— start of Excerpt —
When a unit is labelled as an SBU, it’s given full independence when it comes to decision making, investments, and budgets. Another advantage of this business structure is that it can respond quickly to shifts in product markets.

Strategic Business Units (SBU) structure

The structure of an organisation with SBUs consists of operational units.

In some cases, these units operate as autonomous companies. The highest corporate official assigns the responsibilities for the company to the division managers.

The parent company is also responsible for coming up with and executing the overall strategy and managing the SBU through strategic and financial checks.

Strategic Business Unit / SBU

Figure 1 – The Organizational Structure of a Strategic Business Unit (SBU)

A single Strategic Business Unit (SBU) is considered a ‘profit centre’. It is run by supervisors. The emphasis from the parent company is on strategic planning, not on checks.

The less checking and interactions there are between the SBUs and the parent company, the quicker SBUs can respond to changing business environments.

Setting up a strategic business unit

By creating Strategic Business Units (SBU), companies can develop and gain access to new products, markets, or technologies, without experiencing the limitations of working in a huge organisation.

The business unit has its own dedicated management team, own brand and reputation, own objectives, and often other physical locations. It benefits from the advantages related to working in a smaller organisation, but is not bound by limited availability of resources.

At the same time, the smaller business also benefits from the advantages of a larger company, such as an established brand and broad base of customers. The challenges larger organisations are faced with, such as excessive bureaucracy, can be avoided.

In order to make independent and effective Strategic Business Units from a large company, there are a few requirements to be met. The most far-reaching changes that have to be implemented relate to the organisational structure, recruitment & selection, corporate culture, and the remuneration system. These are explained below.

1. Adapting the organisational structure

Naturally, the organisational structure is the first thing that will have to be changed when switching to a Strategic Business structure. Large bureaucratic organisations aren’t flexible and agile.

Another big advantage of adapting the organisational structure is the independence and freedom this grants the separate business units.
— end of Excerpt —
• What you need to do:
**A.** Based on the SBU text, say yes or no to each statement and quote the exact words that decide it: (i) A single SBU is run by supervisors. (ii) The parent company puts its emphasis on checks rather than strategic planning. (iii) The business unit is bound by limited availability of resources.
**B.** Reproduce everything in the SBU text from "Setting up a" down to "availability of resources.".
You won't need the entries that come after the SBU text.
— start of Rows —
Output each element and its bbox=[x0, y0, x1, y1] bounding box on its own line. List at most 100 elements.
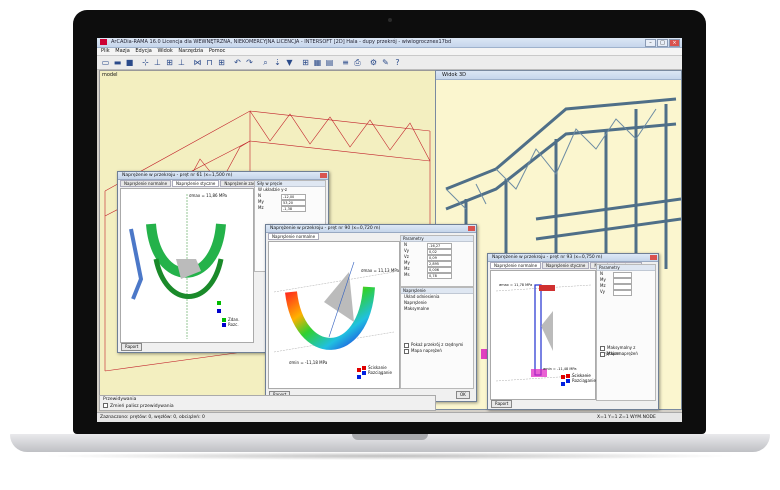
prop-value[interactable] bbox=[613, 290, 632, 296]
dialog-1-close-button[interactable] bbox=[320, 173, 327, 178]
dialog-3-titlebar: Naprężenie w przekroju - pręt nr 93 (x=0… bbox=[488, 254, 658, 262]
prop-value[interactable]: -1,38 bbox=[281, 206, 306, 212]
menu-tools[interactable]: Narzędzia bbox=[178, 48, 203, 55]
minimize-button[interactable]: – bbox=[645, 39, 656, 47]
new-file-icon[interactable]: ▭ bbox=[101, 58, 110, 67]
wrench-icon[interactable]: ✎ bbox=[381, 58, 390, 67]
checkbox[interactable] bbox=[404, 342, 409, 348]
legend-swatch bbox=[566, 379, 570, 383]
redo-icon[interactable]: ↷ bbox=[245, 58, 254, 67]
menu-help[interactable]: Pomoc bbox=[209, 48, 226, 55]
checkbox[interactable] bbox=[103, 403, 108, 408]
prop-label: My bbox=[600, 277, 606, 282]
prop-label: My bbox=[404, 260, 410, 265]
dialog-3-stress-max: σmax = 11,78 MPa bbox=[499, 283, 533, 287]
prop-row: Ms 0,78 bbox=[401, 272, 473, 279]
results-icon[interactable]: ▦ bbox=[313, 58, 322, 67]
dialog-1-title: Naprężenie w przekroju - pręt nr 61 (x=1… bbox=[122, 173, 233, 178]
dialog-2-legend: Ściskanie Rozciąganie bbox=[362, 365, 392, 375]
table-icon[interactable]: ▤ bbox=[325, 58, 334, 67]
prop-label: N bbox=[258, 193, 261, 198]
bottom-panel-checkbox-row[interactable]: Zmień palisz przewidywania bbox=[103, 403, 174, 409]
checkbox-label: Mapa naprężeń bbox=[411, 348, 442, 353]
prop-label: Mz bbox=[600, 283, 606, 288]
checkbox[interactable] bbox=[600, 351, 605, 357]
checkbox-label: Zmień palisz przewidywania bbox=[110, 404, 174, 409]
menu-bar: Plik Mazja Edycja Widok Narzędzia Pomoc bbox=[97, 48, 682, 56]
app-title: ArCADia-RAMA 16.0 Licencja dla WEWNĘTRZN… bbox=[111, 39, 452, 45]
support-icon[interactable]: ⊥ bbox=[177, 58, 186, 67]
checkbox[interactable] bbox=[600, 345, 605, 351]
dialog-2-tabs: Naprężenie normalne bbox=[268, 233, 320, 240]
print-icon[interactable]: ⎙ bbox=[353, 58, 362, 67]
prop-value[interactable]: 0,78 bbox=[427, 273, 452, 279]
status-right: X=1 Y=1 Z=1 WYM.NODE bbox=[597, 415, 656, 420]
view-3d-title: Widok 3D bbox=[442, 72, 466, 78]
menu-view[interactable]: Widok bbox=[157, 48, 172, 55]
tab-normal-stress[interactable]: Naprężenie normalne bbox=[268, 233, 320, 240]
screen: ArCADia-RAMA 16.0 Licencja dla WEWNĘTRZN… bbox=[97, 38, 682, 422]
prop-label: Vy bbox=[404, 248, 409, 253]
dialog-1-report-button[interactable]: Raport bbox=[121, 343, 143, 351]
prop-label: Vz bbox=[404, 254, 409, 259]
window-controls: – □ × bbox=[644, 39, 680, 47]
load-icon[interactable]: ⇣ bbox=[273, 58, 282, 67]
dialog-2-title: Naprężenie w przekroju - pręt nr 90 (x=0… bbox=[270, 226, 381, 231]
maximize-button[interactable]: □ bbox=[657, 39, 668, 47]
diagram-icon[interactable]: ≡ bbox=[341, 58, 350, 67]
prop-label: Vy bbox=[600, 289, 605, 294]
checkbox-row[interactable]: Mapa naprężeń bbox=[597, 351, 655, 357]
dialog-3-title: Naprężenie w przekroju - pręt nr 93 (x=0… bbox=[492, 255, 603, 260]
settings-icon[interactable]: ⚙ bbox=[369, 58, 378, 67]
tab-shear-stress[interactable]: Naprężenie styczne bbox=[542, 262, 590, 269]
prop-label: Mz bbox=[258, 205, 264, 210]
option-label: Maksymalne bbox=[404, 306, 430, 311]
filter-icon[interactable]: ▼ bbox=[285, 58, 294, 67]
checkbox[interactable] bbox=[404, 348, 409, 354]
undo-icon[interactable]: ↶ bbox=[233, 58, 242, 67]
legend-swatch bbox=[362, 371, 366, 375]
save-icon[interactable]: ■ bbox=[125, 58, 134, 67]
legend-label: Rozciąganie bbox=[368, 370, 393, 375]
bar-icon[interactable]: ⊞ bbox=[165, 58, 174, 67]
stress-dialog-2: Naprężenie w przekroju - pręt nr 90 (x=0… bbox=[265, 224, 477, 402]
help-icon[interactable]: ? bbox=[393, 58, 402, 67]
dialog-1-titlebar: Naprężenie w przekroju - pręt nr 61 (x=1… bbox=[118, 172, 328, 180]
prop-label: N bbox=[600, 271, 603, 276]
node-icon[interactable]: ⊥ bbox=[153, 58, 162, 67]
menu-edit[interactable]: Edycja bbox=[135, 48, 152, 55]
laptop-notch bbox=[352, 434, 428, 440]
laptop-shadow bbox=[40, 452, 740, 460]
dialog-2-ok-button[interactable]: OK bbox=[456, 391, 470, 399]
dialog-3-parameters: Parametry N My Mz Vy Maksymalny z wyjątk… bbox=[596, 264, 656, 401]
dialog-2-close-button[interactable] bbox=[468, 226, 475, 231]
prop-label: W układzie y-z bbox=[258, 187, 287, 192]
frame-icon[interactable]: ⊓ bbox=[205, 58, 214, 67]
legend-label: Rozc. bbox=[228, 322, 239, 327]
status-left: Zaznaczono: prętów: 0, węzłów: 0, obciąż… bbox=[100, 415, 205, 420]
zoom-icon[interactable]: ⌕ bbox=[261, 58, 270, 67]
status-bar: Zaznaczono: prętów: 0, węzłów: 0, obciąż… bbox=[97, 412, 682, 422]
select-icon[interactable]: ⊹ bbox=[141, 58, 150, 67]
dialog-3-report-button[interactable]: Raport bbox=[491, 400, 513, 408]
tab-shear-stress[interactable]: Naprężenie styczne bbox=[172, 180, 220, 187]
calculate-icon[interactable]: ⊞ bbox=[301, 58, 310, 67]
menu-file[interactable]: Plik bbox=[101, 48, 110, 55]
truss-icon[interactable]: ⋈ bbox=[193, 58, 202, 67]
dialog-3-legend: Ściskanie Rozciąganie bbox=[566, 373, 596, 383]
app-titlebar: ArCADia-RAMA 16.0 Licencja dla WEWNĘTRZN… bbox=[97, 38, 682, 48]
tab-normal-stress[interactable]: Naprężenie normalne bbox=[490, 262, 542, 269]
webcam bbox=[388, 18, 392, 22]
menu-mazja[interactable]: Mazja bbox=[115, 48, 129, 55]
dialog-3-close-button[interactable] bbox=[650, 255, 657, 260]
grid-icon[interactable]: ⊞ bbox=[217, 58, 226, 67]
checkbox-row[interactable]: Mapa naprężeń bbox=[401, 348, 473, 354]
dialog-2-stress-min: σmin = -11,18 MPa bbox=[289, 360, 328, 365]
dialog-3-stress-min: σmin = -11,48 MPa bbox=[543, 367, 577, 371]
prop-row: Vy bbox=[597, 289, 655, 296]
open-folder-icon[interactable]: ▬ bbox=[113, 58, 122, 67]
tab-normal-stress[interactable]: Naprężenie normalne bbox=[120, 180, 172, 187]
toolbar: ▭ ▬ ■ ⊹ ⊥ ⊞ ⊥ ⋈ ⊓ ⊞ ↶ ↷ ⌕ ⇣ ▼ ⊞ ▦ ▤ ≡ ⎙ … bbox=[97, 56, 682, 70]
dialog-2-titlebar: Naprężenie w przekroju - pręt nr 90 (x=0… bbox=[266, 225, 476, 233]
close-button[interactable]: × bbox=[669, 39, 680, 47]
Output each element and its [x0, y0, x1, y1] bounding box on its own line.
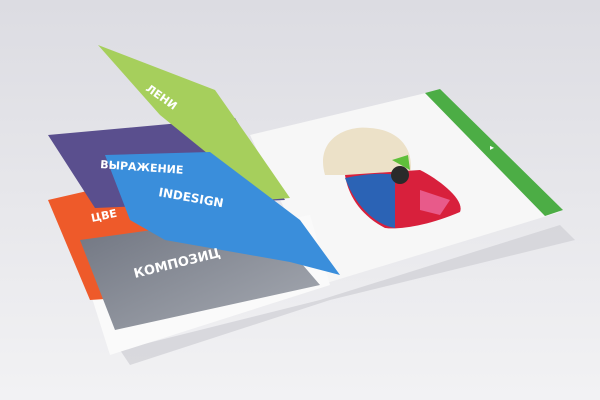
- tab-glyph: ▸: [490, 143, 494, 152]
- brochure-photo: ▸ ЛЕНИ ВЫРАЖЕНИЕ INDESIGN ЦВЕ КОМПОЗИЦ: [0, 0, 600, 400]
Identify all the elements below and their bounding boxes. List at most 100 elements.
— end of Rows —
• Exercise responses:
**A.**
(i) Yes: "It is run by supervisors."
(ii) No: "The emphasis from the parent company is on strategic planning, not on checks."
(iii) No: "but is not bound by limited availability of resources."

**B.**
Setting up a strategic business unit

By creating Strategic Business Units (SBU), companies can develop and gain access to new products, markets, or technologies, without experiencing the limitations of working in a huge organisation.

The business unit has its own dedicated management team, own brand and reputation, own objectives, and often other physical locations. It benefits from the advantages related to working in a smaller organisation, but is not bound by limited availability of resources.